+++ EXTRAIT SOURCE

Autre sujet au programme de certains candidats, l’accord sur le climat de la Cop21. C’est pourquoi il faut « amplifier la transition agro-écologique de l’agriculture et faire du programme 4 pour 1000 une priorité pour réorienter les flux financiers disponibles pour le changement climatique au bénéfice des sols », affirme Benoît Hamon.
François Fillon affirme vouloir « accélérer la recherche et le développement des techniques de capture et de stockage du carbone… et la France est bien placée en ce domaine ».
Enfin, pour rémunérer les services environnementaux rendus par les agriculteurs, chaque candidat prodigue un certain nombre de mesures sans toutefois revenir sur le verdissement de la Pac (exception faite de Marine Le Pen qui remplacerait la Pac par la Paf, politique agricole française). Par exemple, Nicolas Dupont-Aignan valoriserait ces services dans les zones à handicap naturel mais aussi les pratiques traditionnelles de production ou d’élevage qui contribuent à l’entretien des milieux naturels. Pour sa part, Emmanuel Macron souhaite porter à 200 millions d’euros par an l’enveloppe consacrée aux Maec (mesures agro-environnementales et climatiques).
Par ailleurs, les candidats à la présidentielle promeuvent les énergies renouvelables pour rendre les exploitations plus autonomes. « Il faut utiliser les nouvelles technologies pour développer la production décentralisée d’énergie, encourager l’autoconsommation d’électricité et aider la valorisation énergétique des sous-produits agricoles », explique François Fillon. Mais Benoit Hamon étend cette valorisation non alimentaire de la production agricole à la fabrication d’agro-matériaux.
Enfin, pour encourager les projets de méthanisation, la solution est là encore la simplification des procédures administratives, défend Emmanuel Macron. Mais aussi « l’utilisation plus aisée des produits hors déjections pour alimenter les digesteurs et recourir plus facilement à l’épandage pour les résidus de production de biogaz (digestat) », ajoute Nicolas Dupont-Aignan.

++++++

→ **À FAIRE**:
1. Répondez à ces questions d'après l'extrait sur les programmes agricoles des candidats.
(a) À quel montant annuel Emmanuel Macron veut-il porter l'enveloppe des Maec ?
(b) Par quoi Marine Le Pen remplacerait-elle la Pac ?
(c) À la fabrication de quoi Benoît Hamon étend-il la valorisation non alimentaire de la production agricole ?
2. Pour chaque affirmation, indiquez si elle concorde avec l'extrait sur les programmes agricoles des candidats, en citant les mots qui tranchent.
(a) François Fillon veut accélérer la recherche sur la capture et le stockage du carbone.
(b) Emmanuel Macron veut encourager la méthanisation en renforçant les procédures administratives.
(c) Nicolas Dupont-Aignan veut faciliter l'épandage des résidus de production de biogaz.
3. Veuillez poursuivre l'extrait sur les programmes agricoles des candidats à partir de sa dernière phrase.

+++ INFORMATIONS

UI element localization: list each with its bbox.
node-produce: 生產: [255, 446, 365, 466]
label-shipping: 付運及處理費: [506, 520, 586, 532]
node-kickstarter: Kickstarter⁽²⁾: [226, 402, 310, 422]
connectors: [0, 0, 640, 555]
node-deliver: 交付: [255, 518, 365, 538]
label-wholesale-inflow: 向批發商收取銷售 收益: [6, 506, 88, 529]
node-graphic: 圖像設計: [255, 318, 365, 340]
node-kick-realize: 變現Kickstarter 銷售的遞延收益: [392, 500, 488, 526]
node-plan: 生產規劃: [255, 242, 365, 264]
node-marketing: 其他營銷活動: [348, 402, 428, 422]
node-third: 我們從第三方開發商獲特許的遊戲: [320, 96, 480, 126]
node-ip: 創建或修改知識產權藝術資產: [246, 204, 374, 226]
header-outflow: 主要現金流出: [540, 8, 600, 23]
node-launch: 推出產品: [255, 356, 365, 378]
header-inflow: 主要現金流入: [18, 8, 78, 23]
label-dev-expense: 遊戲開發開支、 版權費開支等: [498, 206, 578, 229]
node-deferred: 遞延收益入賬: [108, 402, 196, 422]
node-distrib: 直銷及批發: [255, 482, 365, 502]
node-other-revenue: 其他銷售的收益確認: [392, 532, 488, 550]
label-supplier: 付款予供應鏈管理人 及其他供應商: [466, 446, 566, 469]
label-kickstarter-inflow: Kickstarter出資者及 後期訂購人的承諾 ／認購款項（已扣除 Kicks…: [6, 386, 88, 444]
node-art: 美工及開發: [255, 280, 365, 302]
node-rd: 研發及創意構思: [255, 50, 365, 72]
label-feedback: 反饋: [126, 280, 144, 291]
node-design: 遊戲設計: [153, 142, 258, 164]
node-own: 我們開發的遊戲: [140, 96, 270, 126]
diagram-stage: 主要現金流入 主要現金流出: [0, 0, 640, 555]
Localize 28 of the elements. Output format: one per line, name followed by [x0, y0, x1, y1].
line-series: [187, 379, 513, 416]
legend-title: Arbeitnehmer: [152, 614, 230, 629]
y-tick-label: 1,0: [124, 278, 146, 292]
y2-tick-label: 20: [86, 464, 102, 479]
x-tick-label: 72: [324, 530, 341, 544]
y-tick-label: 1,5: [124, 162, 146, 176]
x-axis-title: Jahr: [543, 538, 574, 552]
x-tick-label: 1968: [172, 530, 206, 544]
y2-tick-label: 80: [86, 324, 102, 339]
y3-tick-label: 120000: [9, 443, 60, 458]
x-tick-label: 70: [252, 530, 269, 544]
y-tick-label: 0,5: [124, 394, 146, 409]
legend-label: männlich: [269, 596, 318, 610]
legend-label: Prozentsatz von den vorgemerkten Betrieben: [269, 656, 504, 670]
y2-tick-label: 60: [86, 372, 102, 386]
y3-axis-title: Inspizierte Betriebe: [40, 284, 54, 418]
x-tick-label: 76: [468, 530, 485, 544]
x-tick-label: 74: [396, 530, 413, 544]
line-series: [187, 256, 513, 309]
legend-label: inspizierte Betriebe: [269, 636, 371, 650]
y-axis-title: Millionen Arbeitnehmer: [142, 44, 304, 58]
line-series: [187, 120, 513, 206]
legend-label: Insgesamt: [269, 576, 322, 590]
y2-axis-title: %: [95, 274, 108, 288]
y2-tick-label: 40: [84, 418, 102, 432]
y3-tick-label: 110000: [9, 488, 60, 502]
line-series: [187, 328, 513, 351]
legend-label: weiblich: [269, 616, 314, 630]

++++++

→ **RÉPONSES**:
1.
(a) 200 millions d'euros par an.
(b) Par la Paf, politique agricole française.
(c) À la fabrication d'agro-matériaux.

2.
(a) Oui : « accélérer la recherche et le développement des techniques de capture et de stockage du carbone ».
(b) Non : « la simplification des procédures administratives ».
(c) Oui : « recourir plus facilement à l’épandage pour les résidus de production de biogaz (digestat) ».

3.
Marine Le Pen consacre évidemment une partie de son programme à la production d’énergie renouvelable. La candidate du Front national entend « développer massivement les filières françaises des énergies renouvelables (solaire, biogaz, bois…) grâce à un protectionnisme intelligent, au patriotisme économique, à l’investissement public et privé et étant aux commandes d’EDF ». En revanche elle souhaite décréter un moratoire immédiat sur l’éolien.
Portée par l’actualité, la défense de la cause animale s’invite dans tous les programmes. Les candidats sont conscients que l’avenir des filières viande dépend du traitement réservé aux animaux tout au long du chaine de l’élevage.
Par exemple, Marine Le Pen, élue présidente de la République, « fera de la protection animale une priorité nationale ». Elle interdira l’abattage sans étourdissement préalable et refusera le modèle des fermes-usines, du type « ferme des 1000 vaches ». Alors que Benoit Hamon développera la recherche pour promouvoir des méthodes d’élevage alternatif et privilégiera les pratiques agricoles pour stocker davantage de carbone dans les sols.
Retrouvez l’ensemble de nos articles de synthèse sur les programmes agricoles pour l’élection présidentielle 2017 sur ce lien : https://wikiagri.fr/tags/programmes_2017
. Note. Cet article a passé en revue les principaux candidats ayant une part agricole au moins correcte dans leurs programmes, soit, par ordre alphabétique : Nicolas Dupont-Aignan, François Fillon, Benoit Hamon, Jean Lassalle, Marine Le Pen, Emmanuel Macron.